§ Written problem: For each line below that contains the string "name", copy that line.

** Begin **

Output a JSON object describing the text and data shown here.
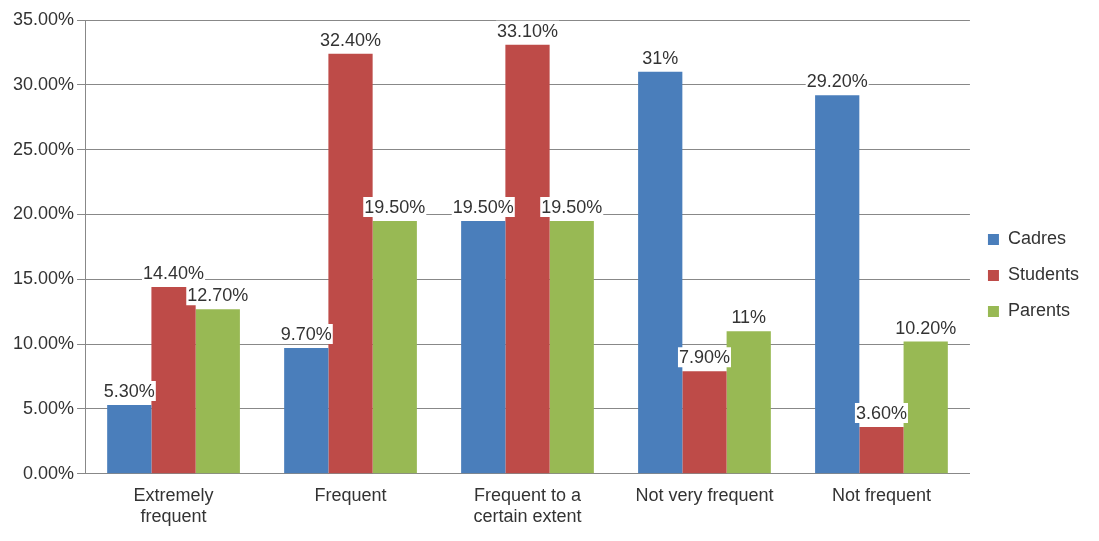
{
  "chart_data": {
    "type": "bar",
    "categories": [
      "Extremely frequent",
      "Frequent",
      "Frequent to a certain extent",
      "Not very frequent",
      "Not frequent"
    ],
    "series": [
      {
        "name": "Cadres",
        "color": "#4a7ebb",
        "values": [
          5.3,
          9.7,
          19.5,
          31,
          29.2
        ],
        "value_labels": [
          "5.30%",
          "9.70%",
          "19.50%",
          "31%",
          "29.20%"
        ]
      },
      {
        "name": "Students",
        "color": "#be4b48",
        "values": [
          14.4,
          32.4,
          33.1,
          7.9,
          3.6
        ],
        "value_labels": [
          "14.40%",
          "32.40%",
          "33.10%",
          "7.90%",
          "3.60%"
        ]
      },
      {
        "name": "Parents",
        "color": "#98b954",
        "values": [
          12.7,
          19.5,
          19.5,
          11,
          10.2
        ],
        "value_labels": [
          "12.70%",
          "19.50%",
          "19.50%",
          "11%",
          "10.20%"
        ]
      }
    ],
    "ylim": [
      0,
      35
    ],
    "yticks": [
      {
        "value": 0,
        "label": "0.00%"
      },
      {
        "value": 5,
        "label": "5.00%"
      },
      {
        "value": 10,
        "label": "10.00%"
      },
      {
        "value": 15,
        "label": "15.00%"
      },
      {
        "value": 20,
        "label": "20.00%"
      },
      {
        "value": 25,
        "label": "25.00%"
      },
      {
        "value": 30,
        "label": "30.00%"
      },
      {
        "value": 35,
        "label": "35.00%"
      }
    ],
    "grid": "y",
    "legend": "right"
  }
}
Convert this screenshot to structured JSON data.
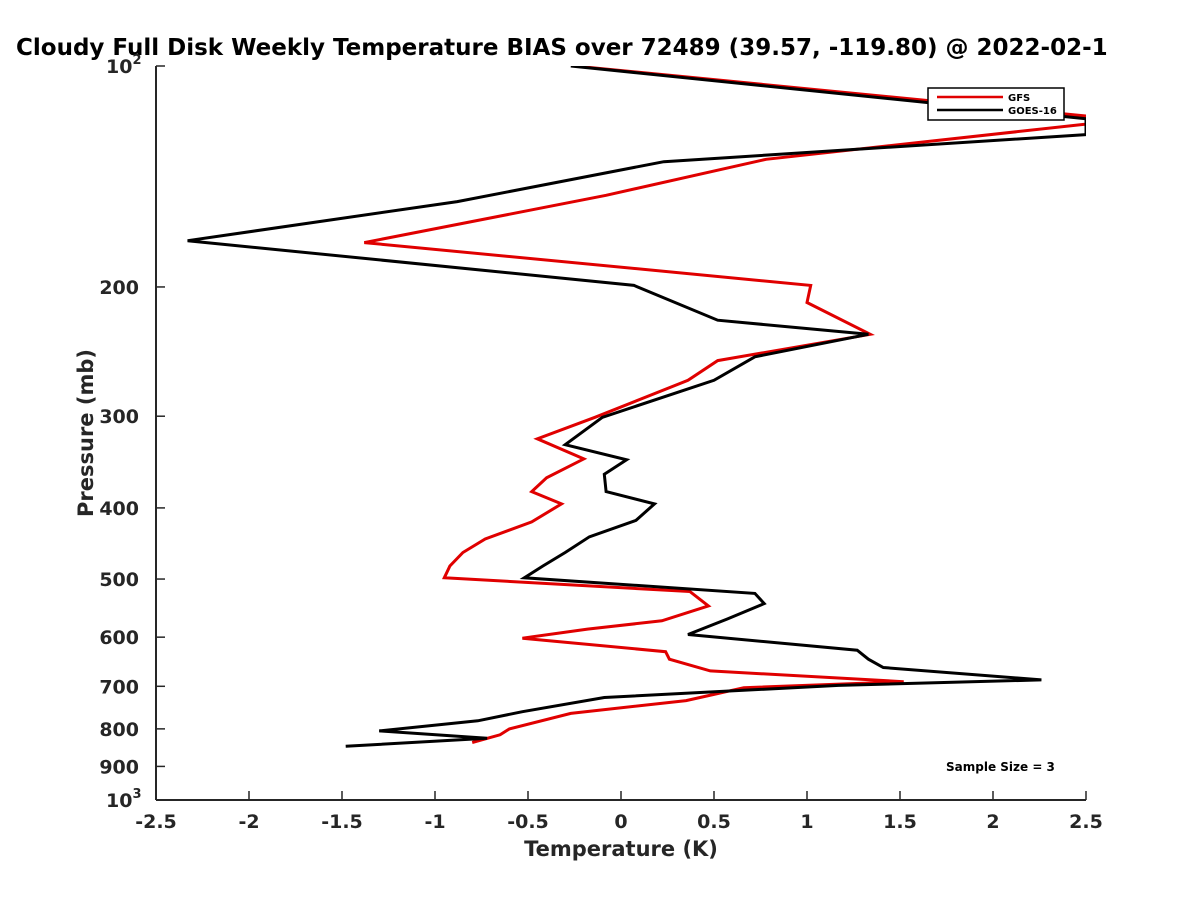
{
  "chart_data": {
    "type": "line",
    "title": "Cloudy Full Disk Weekly Temperature BIAS over 72489 (39.57, -119.80) @ 2022-02-1",
    "xlabel": "Temperature (K)",
    "ylabel": "Pressure (mb)",
    "xlim": [
      -2.5,
      2.5
    ],
    "ylim": [
      100,
      1000
    ],
    "y_scale": "log",
    "y_reversed": true,
    "x_ticks": [
      "-2.5",
      "-2",
      "-1.5",
      "-1",
      "-0.5",
      "0",
      "0.5",
      "1",
      "1.5",
      "2",
      "2.5"
    ],
    "y_ticks": [
      {
        "value": 100,
        "label": "10",
        "sup": "2"
      },
      {
        "value": 200,
        "label": "200",
        "sup": ""
      },
      {
        "value": 300,
        "label": "300",
        "sup": ""
      },
      {
        "value": 400,
        "label": "400",
        "sup": ""
      },
      {
        "value": 500,
        "label": "500",
        "sup": ""
      },
      {
        "value": 600,
        "label": "600",
        "sup": ""
      },
      {
        "value": 700,
        "label": "700",
        "sup": ""
      },
      {
        "value": 800,
        "label": "800",
        "sup": ""
      },
      {
        "value": 900,
        "label": "900",
        "sup": ""
      },
      {
        "value": 1000,
        "label": "10",
        "sup": "3"
      }
    ],
    "grid": false,
    "legend_position": "top-right",
    "annotation": "Sample Size = 3",
    "series": [
      {
        "name": "GFS",
        "color": "#e00000",
        "points": [
          [
            -0.25,
            100
          ],
          [
            2.5,
            117
          ],
          [
            2.5,
            120
          ],
          [
            0.78,
            134
          ],
          [
            -0.08,
            150
          ],
          [
            -1.38,
            174
          ],
          [
            1.02,
            199
          ],
          [
            1.0,
            210
          ],
          [
            1.34,
            232
          ],
          [
            0.52,
            252
          ],
          [
            0.36,
            268
          ],
          [
            -0.14,
            301
          ],
          [
            -0.45,
            322
          ],
          [
            -0.2,
            343
          ],
          [
            -0.4,
            364
          ],
          [
            -0.48,
            380
          ],
          [
            -0.32,
            395
          ],
          [
            -0.48,
            418
          ],
          [
            -0.73,
            441
          ],
          [
            -0.85,
            460
          ],
          [
            -0.92,
            480
          ],
          [
            -0.95,
            498
          ],
          [
            0.37,
            520
          ],
          [
            0.47,
            544
          ],
          [
            0.22,
            570
          ],
          [
            -0.18,
            585
          ],
          [
            -0.53,
            602
          ],
          [
            0.24,
            628
          ],
          [
            0.26,
            643
          ],
          [
            0.48,
            667
          ],
          [
            1.52,
            690
          ],
          [
            0.66,
            703
          ],
          [
            0.5,
            718
          ],
          [
            0.35,
            732
          ],
          [
            -0.27,
            762
          ],
          [
            -0.6,
            800
          ],
          [
            -0.65,
            815
          ],
          [
            -0.8,
            835
          ]
        ]
      },
      {
        "name": "GOES-16",
        "color": "#000000",
        "points": [
          [
            -0.27,
            100
          ],
          [
            2.5,
            118
          ],
          [
            2.5,
            124
          ],
          [
            0.23,
            135
          ],
          [
            -0.88,
            153
          ],
          [
            -2.33,
            173
          ],
          [
            0.07,
            199
          ],
          [
            0.52,
            222
          ],
          [
            1.33,
            232
          ],
          [
            0.72,
            249
          ],
          [
            0.5,
            268
          ],
          [
            -0.1,
            301
          ],
          [
            -0.3,
            328
          ],
          [
            0.03,
            344
          ],
          [
            -0.09,
            360
          ],
          [
            -0.08,
            380
          ],
          [
            0.18,
            395
          ],
          [
            0.08,
            416
          ],
          [
            -0.17,
            438
          ],
          [
            -0.3,
            460
          ],
          [
            -0.42,
            480
          ],
          [
            -0.52,
            498
          ],
          [
            0.72,
            523
          ],
          [
            0.77,
            540
          ],
          [
            0.57,
            567
          ],
          [
            0.36,
            595
          ],
          [
            1.27,
            625
          ],
          [
            1.33,
            643
          ],
          [
            1.41,
            660
          ],
          [
            2.26,
            686
          ],
          [
            1.17,
            698
          ],
          [
            -0.09,
            725
          ],
          [
            -0.53,
            758
          ],
          [
            -0.77,
            780
          ],
          [
            -1.3,
            805
          ],
          [
            -0.72,
            824
          ],
          [
            -1.48,
            845
          ]
        ]
      }
    ]
  }
}
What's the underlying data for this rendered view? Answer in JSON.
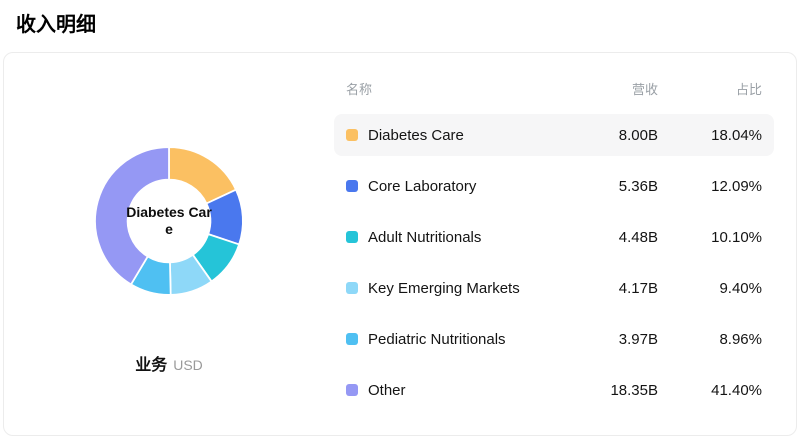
{
  "page": {
    "title": "收入明细"
  },
  "card": {
    "center_label": "Diabetes Care",
    "footer": {
      "label": "业务",
      "unit": "USD"
    }
  },
  "table": {
    "headers": {
      "name": "名称",
      "revenue": "营收",
      "share": "占比"
    },
    "rows": [
      {
        "name": "Diabetes Care",
        "revenue": "8.00B",
        "share": "18.04%",
        "color": "#FBC062",
        "highlighted": true
      },
      {
        "name": "Core Laboratory",
        "revenue": "5.36B",
        "share": "12.09%",
        "color": "#4A78EE",
        "highlighted": false
      },
      {
        "name": "Adult Nutritionals",
        "revenue": "4.48B",
        "share": "10.10%",
        "color": "#25C4D8",
        "highlighted": false
      },
      {
        "name": "Key Emerging Markets",
        "revenue": "4.17B",
        "share": "9.40%",
        "color": "#8ED8F8",
        "highlighted": false
      },
      {
        "name": "Pediatric Nutritionals",
        "revenue": "3.97B",
        "share": "8.96%",
        "color": "#4FC0F2",
        "highlighted": false
      },
      {
        "name": "Other",
        "revenue": "18.35B",
        "share": "41.40%",
        "color": "#9598F4",
        "highlighted": false
      }
    ]
  },
  "chart_data": {
    "type": "pie",
    "donut": true,
    "title": "收入明细",
    "center_label": "Diabetes Care",
    "categories": [
      "Diabetes Care",
      "Core Laboratory",
      "Adult Nutritionals",
      "Key Emerging Markets",
      "Pediatric Nutritionals",
      "Other"
    ],
    "values": [
      8.0,
      5.36,
      4.48,
      4.17,
      3.97,
      18.35
    ],
    "percentages": [
      18.04,
      12.09,
      10.1,
      9.4,
      8.96,
      41.4
    ],
    "unit": "B",
    "currency": "USD",
    "colors": [
      "#FBC062",
      "#4A78EE",
      "#25C4D8",
      "#8ED8F8",
      "#4FC0F2",
      "#9598F4"
    ],
    "start_angle_deg": -90,
    "direction": "clockwise",
    "legend_position": "right-table"
  }
}
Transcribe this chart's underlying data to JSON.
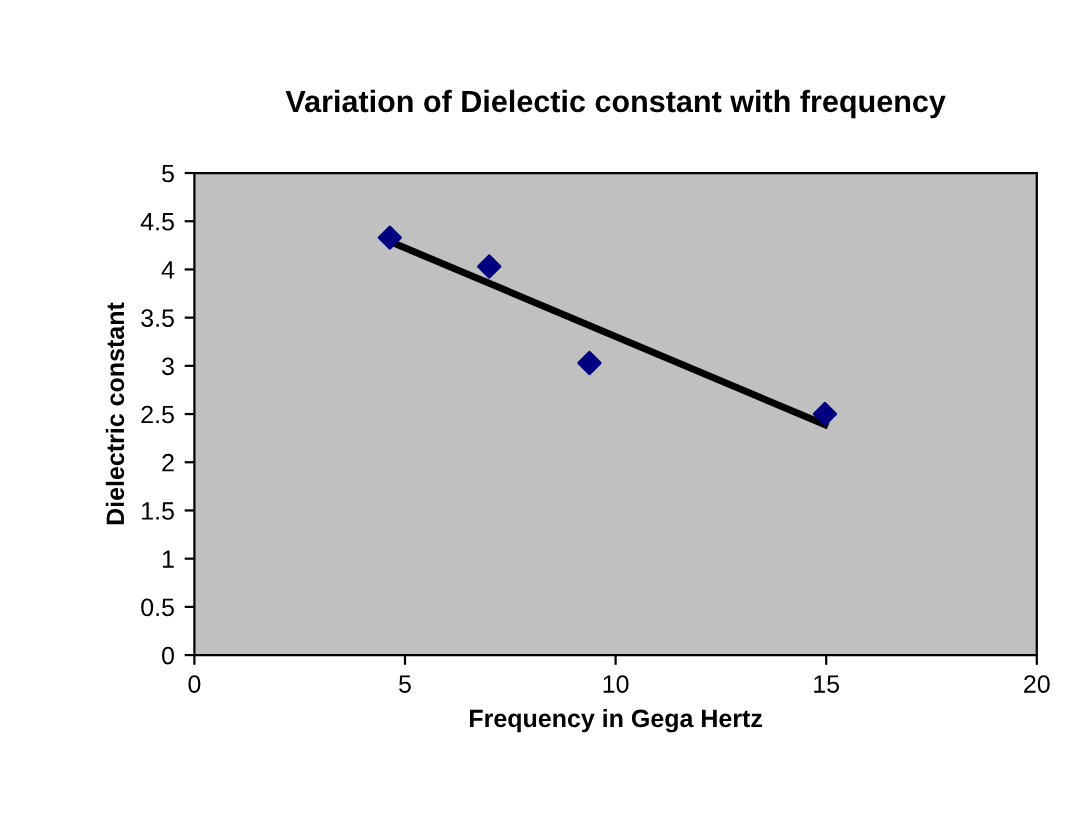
{
  "chart_data": {
    "type": "scatter",
    "title": "Variation of Dielectic constant with frequency",
    "xlabel": "Frequency in Gega Hertz",
    "ylabel": "Dielectric constant",
    "series": [
      {
        "color": "#000080",
        "marker": "diamond",
        "x": [
          4.64,
          7.0,
          9.38,
          14.97
        ],
        "values": [
          4.33,
          4.03,
          3.03,
          2.5
        ]
      },
      {
        "type": "line",
        "color": "#000000",
        "marker": "none",
        "line_style": "solid",
        "x": [
          4.64,
          14.97
        ],
        "values": [
          4.29,
          2.39
        ]
      }
    ],
    "xlim": [
      0,
      20
    ],
    "xticks": [
      0,
      5,
      10,
      15,
      20
    ],
    "ylim": [
      0,
      5
    ],
    "yticks": [
      0,
      0.5,
      1,
      1.5,
      2,
      2.5,
      3,
      3.5,
      4,
      4.5,
      5
    ],
    "grid": false,
    "legend": false
  }
}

** End **

§ Output below:
        "name": "Cadres",
        "name": "Students",
        "name": "Parents",
        "name": "GFS",
        "name": "GOES-16",
      "name": "名称",
        "name": "Diabetes Care",
        "name": "Core Laboratory",
        "name": "Adult Nutritionals",
        "name": "Key Emerging Markets",
        "name": "Pediatric Nutritionals",
        "name": "Other",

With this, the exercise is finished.